*Directive:*
The records below must be retyped exactly.

--------

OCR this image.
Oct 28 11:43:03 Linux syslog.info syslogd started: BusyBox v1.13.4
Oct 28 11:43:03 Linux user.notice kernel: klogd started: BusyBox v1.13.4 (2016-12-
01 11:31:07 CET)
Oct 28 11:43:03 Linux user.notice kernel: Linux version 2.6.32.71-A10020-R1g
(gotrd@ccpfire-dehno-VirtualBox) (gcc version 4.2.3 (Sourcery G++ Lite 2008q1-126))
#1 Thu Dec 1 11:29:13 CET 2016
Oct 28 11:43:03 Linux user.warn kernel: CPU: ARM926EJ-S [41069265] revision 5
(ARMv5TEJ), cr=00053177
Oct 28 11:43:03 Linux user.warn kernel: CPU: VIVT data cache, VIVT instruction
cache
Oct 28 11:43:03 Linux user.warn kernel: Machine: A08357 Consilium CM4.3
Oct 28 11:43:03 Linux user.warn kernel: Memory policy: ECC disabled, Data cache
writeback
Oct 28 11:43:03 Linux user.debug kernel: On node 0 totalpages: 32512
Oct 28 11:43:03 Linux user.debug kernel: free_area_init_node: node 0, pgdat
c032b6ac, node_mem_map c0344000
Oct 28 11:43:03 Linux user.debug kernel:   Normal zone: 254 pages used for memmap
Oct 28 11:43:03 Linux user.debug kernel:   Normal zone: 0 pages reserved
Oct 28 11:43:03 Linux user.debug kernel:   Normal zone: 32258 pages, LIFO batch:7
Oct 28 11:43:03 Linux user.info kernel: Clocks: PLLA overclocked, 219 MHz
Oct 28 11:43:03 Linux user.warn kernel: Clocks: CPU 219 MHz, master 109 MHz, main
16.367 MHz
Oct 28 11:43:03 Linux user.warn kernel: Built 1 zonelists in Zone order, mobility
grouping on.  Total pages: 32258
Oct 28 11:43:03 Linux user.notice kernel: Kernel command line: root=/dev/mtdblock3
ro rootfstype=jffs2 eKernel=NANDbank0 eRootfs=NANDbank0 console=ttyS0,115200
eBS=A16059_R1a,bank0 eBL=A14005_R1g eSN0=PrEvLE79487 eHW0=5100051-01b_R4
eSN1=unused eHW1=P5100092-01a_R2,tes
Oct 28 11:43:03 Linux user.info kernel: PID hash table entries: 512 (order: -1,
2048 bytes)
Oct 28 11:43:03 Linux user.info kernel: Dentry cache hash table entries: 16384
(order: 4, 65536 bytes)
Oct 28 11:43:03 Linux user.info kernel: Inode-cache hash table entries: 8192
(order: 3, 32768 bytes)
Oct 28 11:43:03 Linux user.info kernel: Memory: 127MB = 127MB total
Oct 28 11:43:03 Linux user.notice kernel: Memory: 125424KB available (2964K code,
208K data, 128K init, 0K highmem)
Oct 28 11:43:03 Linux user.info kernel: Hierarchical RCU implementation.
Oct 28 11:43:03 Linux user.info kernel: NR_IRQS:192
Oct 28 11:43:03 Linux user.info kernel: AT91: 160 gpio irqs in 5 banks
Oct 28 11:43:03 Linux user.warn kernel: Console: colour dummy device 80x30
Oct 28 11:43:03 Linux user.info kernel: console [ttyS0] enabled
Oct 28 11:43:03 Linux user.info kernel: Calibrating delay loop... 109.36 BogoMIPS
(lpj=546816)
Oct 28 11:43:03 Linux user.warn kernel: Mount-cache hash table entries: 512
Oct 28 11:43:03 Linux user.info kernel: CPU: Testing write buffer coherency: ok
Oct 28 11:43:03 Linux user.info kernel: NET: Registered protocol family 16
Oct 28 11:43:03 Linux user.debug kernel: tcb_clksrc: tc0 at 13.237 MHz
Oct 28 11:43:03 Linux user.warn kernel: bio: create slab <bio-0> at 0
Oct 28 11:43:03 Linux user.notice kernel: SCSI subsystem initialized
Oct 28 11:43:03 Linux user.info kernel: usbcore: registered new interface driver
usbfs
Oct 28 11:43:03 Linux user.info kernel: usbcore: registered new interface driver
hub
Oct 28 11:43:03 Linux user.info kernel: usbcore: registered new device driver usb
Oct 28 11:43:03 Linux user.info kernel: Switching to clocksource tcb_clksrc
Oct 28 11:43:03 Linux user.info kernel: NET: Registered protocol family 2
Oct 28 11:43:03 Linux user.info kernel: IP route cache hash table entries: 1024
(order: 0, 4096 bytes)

--------

*Written answer:*
OCR this image.
Oct 28 11:43:03 Linux syslog.info syslogd started: BusyBox v1.13.4
Oct 28 11:43:03 Linux user.notice kernel: klogd started: BusyBox v1.13.4 (2016-12-
01 11:31:07 CET)
Oct 28 11:43:03 Linux user.notice kernel: Linux version 2.6.32.71-A10020-R1g
(gotrd@ccpfire-dehno-VirtualBox) (gcc version 4.2.3 (Sourcery G++ Lite 2008q1-126))
#1 Thu Dec 1 11:29:13 CET 2016
Oct 28 11:43:03 Linux user.warn kernel: CPU: ARM926EJ-S [41069265] revision 5
(ARMv5TEJ), cr=00053177
Oct 28 11:43:03 Linux user.warn kernel: CPU: VIVT data cache, VIVT instruction
cache
Oct 28 11:43:03 Linux user.warn kernel: Machine: A08357 Consilium CM4.3
Oct 28 11:43:03 Linux user.warn kernel: Memory policy: ECC disabled, Data cache
writeback
Oct 28 11:43:03 Linux user.debug kernel: On node 0 totalpages: 32512
Oct 28 11:43:03 Linux user.debug kernel: free_area_init_node: node 0, pgdat
c032b6ac, node_mem_map c0344000
Oct 28 11:43:03 Linux user.debug kernel:   Normal zone: 254 pages used for memmap
Oct 28 11:43:03 Linux user.debug kernel:   Normal zone: 0 pages reserved
Oct 28 11:43:03 Linux user.debug kernel:   Normal zone: 32258 pages, LIFO batch:7
Oct 28 11:43:03 Linux user.info kernel: Clocks: PLLA overclocked, 219 MHz
Oct 28 11:43:03 Linux user.warn kernel: Clocks: CPU 219 MHz, master 109 MHz, main
16.367 MHz
Oct 28 11:43:03 Linux user.warn kernel: Built 1 zonelists in Zone order, mobility
grouping on.  Total pages: 32258
Oct 28 11:43:03 Linux user.notice kernel: Kernel command line: root=/dev/mtdblock3
ro rootfstype=jffs2 eKernel=NANDbank0 eRootfs=NANDbank0 console=ttyS0,115200
eBS=A16059_R1a,bank0 eBL=A14005_R1g eSN0=PrEvLE79487 eHW0=5100051-01b_R4
eSN1=unused eHW1=P5100092-01a_R2,tes
Oct 28 11:43:03 Linux user.info kernel: PID hash table entries: 512 (order: -1,
2048 bytes)
Oct 28 11:43:03 Linux user.info kernel: Dentry cache hash table entries: 16384
(order: 4, 65536 bytes)
Oct 28 11:43:03 Linux user.info kernel: Inode-cache hash table entries: 8192
(order: 3, 32768 bytes)
Oct 28 11:43:03 Linux user.info kernel: Memory: 127MB = 127MB total
Oct 28 11:43:03 Linux user.notice kernel: Memory: 125424KB available (2964K code,
208K data, 128K init, 0K highmem)
Oct 28 11:43:03 Linux user.info kernel: Hierarchical RCU implementation.
Oct 28 11:43:03 Linux user.info kernel: NR_IRQS:192
Oct 28 11:43:03 Linux user.info kernel: AT91: 160 gpio irqs in 5 banks
Oct 28 11:43:03 Linux user.warn kernel: Console: colour dummy device 80x30
Oct 28 11:43:03 Linux user.info kernel: console [ttyS0] enabled
Oct 28 11:43:03 Linux user.info kernel: Calibrating delay loop... 109.36 BogoMIPS
(lpj=546816)
Oct 28 11:43:03 Linux user.warn kernel: Mount-cache hash table entries: 512
Oct 28 11:43:03 Linux user.info kernel: CPU: Testing write buffer coherency: ok
Oct 28 11:43:03 Linux user.info kernel: NET: Registered protocol family 16
Oct 28 11:43:03 Linux user.debug kernel: tcb_clksrc: tc0 at 13.237 MHz
Oct 28 11:43:03 Linux user.warn kernel: bio: create slab <bio-0> at 0
Oct 28 11:43:03 Linux user.notice kernel: SCSI subsystem initialized
Oct 28 11:43:03 Linux user.info kernel: usbcore: registered new interface driver
usbfs
Oct 28 11:43:03 Linux user.info kernel: usbcore: registered new interface driver
hub
Oct 28 11:43:03 Linux user.info kernel: usbcore: registered new device driver usb
Oct 28 11:43:03 Linux user.info kernel: Switching to clocksource tcb_clksrc
Oct 28 11:43:03 Linux user.info kernel: NET: Registered protocol family 2
Oct 28 11:43:03 Linux user.info kernel: IP route cache hash table entries: 1024
(order: 0, 4096 bytes)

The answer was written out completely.